-- Document --
Let’s see what happens for the example above. Suppose th1 stored data = 42 at timestamp 10, and flag = 1 at timestamp 5, as described in the timeline below. At the time of writing flag = 1, the thread th1’s view is [data@10, flag@5], and this view is annotated in the message flag@5 because of the Release ordering. When th2 reads flag = 1, its view becomes [data@10, flag@5] thanks to the Acquire ordering, forcing the later load from data to read 42 (or a message written in a later timestamp).

              [data=42@10]
data ---------+-----------

         [flag=1@5, view=[data@10, flag@5]]
flag ----+---------------------------------

Example: Spinlock

This positive piggybacking synchronization pattern is used to implement a spinlock, which provides mutual exclusion (mutex) among the critical sections (or code regions) in multiple threads. By “mutual exclusion” I mean (1) there is a total order over critical sections; and (2) the view at the end of a critical section should be acknowledged at the beginning of a later critical section. (For experts: it is different from the conventional requirement that a critical section happens before a later one.)

The following is an implementation of spinlock. Function new() creates a new spinlock, lock() marks the beginning of a critical section, and unlock() marks the end of it:

struct Spinlock {
    lock: AtomicUsize,
}

impl Spinlock {
    fn new() -> Spinlock {
        Spinlock { lock: 0, }
    }

    fn lock(&self) {
        while (self.lock.compare_and_swap(0, 1, Acquire) != 0) {}
    }

    fn unlock(&self) {
        self.lock.store(0, Release);
    }
}

A spinlock consists of an integer (AtomicUsize) variable lock, which represents whether it is locked by a critical section or not. As described in the timeline below, if its last value w.r.t. the coherence order is 0, it is not locked; if it is 1, it is locked:

[UNLOCKED]
     (init) (lock)-(unlock)

-- Material --
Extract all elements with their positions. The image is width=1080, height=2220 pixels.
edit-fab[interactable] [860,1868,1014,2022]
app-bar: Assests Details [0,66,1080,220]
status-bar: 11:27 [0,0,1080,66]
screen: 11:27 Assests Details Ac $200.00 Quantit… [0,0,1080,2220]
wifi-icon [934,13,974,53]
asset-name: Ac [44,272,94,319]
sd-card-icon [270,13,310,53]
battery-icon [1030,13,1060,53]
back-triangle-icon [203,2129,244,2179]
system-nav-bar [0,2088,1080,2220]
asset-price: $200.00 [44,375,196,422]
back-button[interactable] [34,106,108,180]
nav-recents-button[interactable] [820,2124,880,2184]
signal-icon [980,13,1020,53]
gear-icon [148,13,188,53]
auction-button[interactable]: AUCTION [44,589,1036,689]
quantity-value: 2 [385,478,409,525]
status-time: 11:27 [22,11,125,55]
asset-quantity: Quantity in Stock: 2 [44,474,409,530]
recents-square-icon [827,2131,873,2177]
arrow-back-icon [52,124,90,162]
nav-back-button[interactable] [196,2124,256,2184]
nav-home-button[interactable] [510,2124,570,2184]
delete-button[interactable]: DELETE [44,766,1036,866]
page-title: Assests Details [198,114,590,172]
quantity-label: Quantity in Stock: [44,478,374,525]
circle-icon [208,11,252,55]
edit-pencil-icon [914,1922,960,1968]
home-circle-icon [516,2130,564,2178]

-- Prompt --
Continue the explanation of memory ordering and the spinlock from the point where it stops. The rows have no connection to the spinlock explanation.

-- Task output --
     [0]    [1]    [0]
lock +!!!!!!+------+-------

[LOCKED]
     (init) (lock)-(unlock)   (lock)
     [0]    [1]    [0]        [1]
lock +!!!!!!+------+!!!!!!!!!!+-----

[UNLOCKED, again]
     (init) (lock)-(unlock)   (lock)----(unlock)
     [0]    [1]    [0]        [1]       [0]
lock +!!!!!!+------+!!!!!!!!!!+---------+-------

The new() function initializes a spinlock by assigning 0 to the internal lock variable, meaning that it is not locked at the beginning.

The lock() function spins until successfully updating the variable from 0 to 1. In order to guarantee that only one thread can update a variable from 0 to 1, the compare_and_swap() function resolves the race over the lock variable. In order for a thread to win the race and enter a critical section, the thread should be able to read the old value (0 in this case) and then subsequently write a new value (1 in this case), with no existing messages between the old and the new value. If it is the case, the timestamps between the old and the new value are marked as unusable in the future (represented as ! in the timeline), and the old value is returned. For example, a successful lock() may change the memory from [UNLOCKED] to [LOCKED] in the above timeline. Thanks to the exclusive nature of compare_and_swap() (and the invariant that the neighbor of only the last message is not marked as unusable), at any time, only one thread can successfully update the lock variable. If a thread loses the race, compare_and_swap() returns a value in the memory just like load(), letting the lock() function try again.

The unlock() function simply stores 0 to the lock variable. For example, unlock() may change the memory from [LOCKED] to [UNLOCKED, again].

Now let’s see how the above implementation guarantees mutual exclusion. First, the view at the end of a critical section is annotated in the lock variable thanks to the Release ordering of unlock()’s store to the lock variable. Then the annotated view is acknowledged at the beginning of the next critical section due to the Acquire ordering of lock()’s compare_and_swap(). This (positive) piggybacking synchronization on the lock variable transitively sends the view of a critical section to later ones.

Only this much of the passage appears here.